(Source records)
====

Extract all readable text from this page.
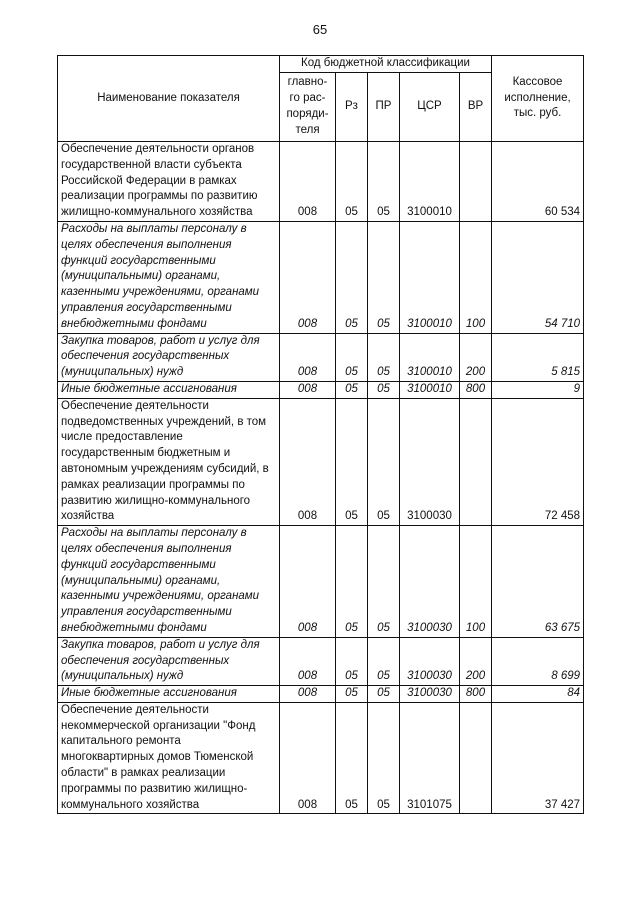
65
Наименование показателя	Код бюджетной классификации					Кассовое исполнение, тыс. руб.
	главно-го рас-поряди-теля	Рз	ПР	ЦСР	ВР	
Обеспечение деятельности органов государственной власти субъекта Российской Федерации в рамках реализации программы по развитию жилищно-коммунального хозяйства	008	05	05	3100010		60 534
Расходы на выплаты персоналу в целях обеспечения выполнения функций государственными (муниципальными) органами, казенными учреждениями, органами управления государственными внебюджетными фондами	008	05	05	3100010	100	54 710
Закупка товаров, работ и услуг для обеспечения государственных (муниципальных) нужд	008	05	05	3100010	200	5 815
Иные бюджетные ассигнования	008	05	05	3100010	800	9
Обеспечение деятельности подведомственных учреждений, в том числе предоставление государственным бюджетным и автономным учреждениям субсидий, в рамках реализации программы по развитию жилищно-коммунального хозяйства	008	05	05	3100030		72 458
Расходы на выплаты персоналу в целях обеспечения выполнения функций государственными (муниципальными) органами, казенными учреждениями, органами управления государственными внебюджетными фондами	008	05	05	3100030	100	63 675
Закупка товаров, работ и услуг для обеспечения государственных (муниципальных) нужд	008	05	05	3100030	200	8 699
Иные бюджетные ассигнования	008	05	05	3100030	800	84
Обеспечение деятельности некоммерческой организации "Фонд капитального ремонта многоквартирных домов Тюменской области" в рамках реализации программы по развитию жилищно-коммунального хозяйства	008	05	05	3101075		37 427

====

DESCRIPTION OF THE TASK
Search the data above for the word "бюджетные", then gather each line in which it appears.

REPLY
Иные бюджетные ассигнования	008	05	05	3100010	800	9
Иные бюджетные ассигнования	008	05	05	3100030	800	84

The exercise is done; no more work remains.